Work required —
Every record should be repeated exactly, except that pictures are left out.

Data in this exercise —
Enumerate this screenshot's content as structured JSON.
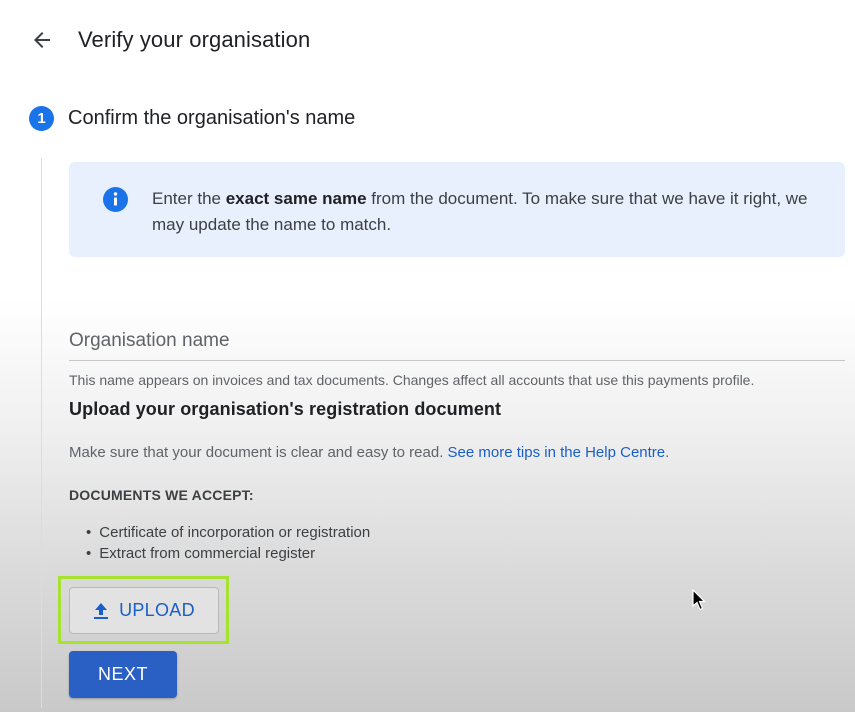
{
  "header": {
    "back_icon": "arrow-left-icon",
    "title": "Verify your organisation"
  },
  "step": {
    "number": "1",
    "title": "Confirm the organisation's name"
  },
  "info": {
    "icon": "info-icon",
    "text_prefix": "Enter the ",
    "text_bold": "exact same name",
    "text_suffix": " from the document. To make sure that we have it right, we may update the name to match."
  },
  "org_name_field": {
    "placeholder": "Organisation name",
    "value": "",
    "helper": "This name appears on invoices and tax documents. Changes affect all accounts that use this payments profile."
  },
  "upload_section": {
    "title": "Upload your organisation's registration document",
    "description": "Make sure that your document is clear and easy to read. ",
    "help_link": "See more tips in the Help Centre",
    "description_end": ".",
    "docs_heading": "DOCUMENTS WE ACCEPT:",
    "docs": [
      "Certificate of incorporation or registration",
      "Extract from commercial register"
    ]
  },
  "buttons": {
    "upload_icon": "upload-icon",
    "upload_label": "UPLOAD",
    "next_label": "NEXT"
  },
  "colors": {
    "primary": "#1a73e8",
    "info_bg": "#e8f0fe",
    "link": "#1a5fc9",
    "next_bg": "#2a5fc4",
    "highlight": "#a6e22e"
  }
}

Correct answer —
Enumerate this screenshot's content as structured JSON.
{
  "header": {
    "back_icon": "arrow-left-icon",
    "title": "Verify your organisation"
  },
  "step": {
    "number": "1",
    "title": "Confirm the organisation's name"
  },
  "info": {
    "icon": "info-icon",
    "text_prefix": "Enter the ",
    "text_bold": "exact same name",
    "text_suffix": " from the document. To make sure that we have it right, we may update the name to match."
  },
  "org_name_field": {
    "placeholder": "Organisation name",
    "value": "",
    "helper": "This name appears on invoices and tax documents. Changes affect all accounts that use this payments profile."
  },
  "upload_section": {
    "title": "Upload your organisation's registration document",
    "description": "Make sure that your document is clear and easy to read. ",
    "help_link": "See more tips in the Help Centre",
    "description_end": ".",
    "docs_heading": "DOCUMENTS WE ACCEPT:",
    "docs": [
      "Certificate of incorporation or registration",
      "Extract from commercial register"
    ]
  },
  "buttons": {
    "upload_icon": "upload-icon",
    "upload_label": "UPLOAD",
    "next_label": "NEXT"
  },
  "colors": {
    "primary": "#1a73e8",
    "info_bg": "#e8f0fe",
    "link": "#1a5fc9",
    "next_bg": "#2a5fc4",
    "highlight": "#a6e22e"
  }
}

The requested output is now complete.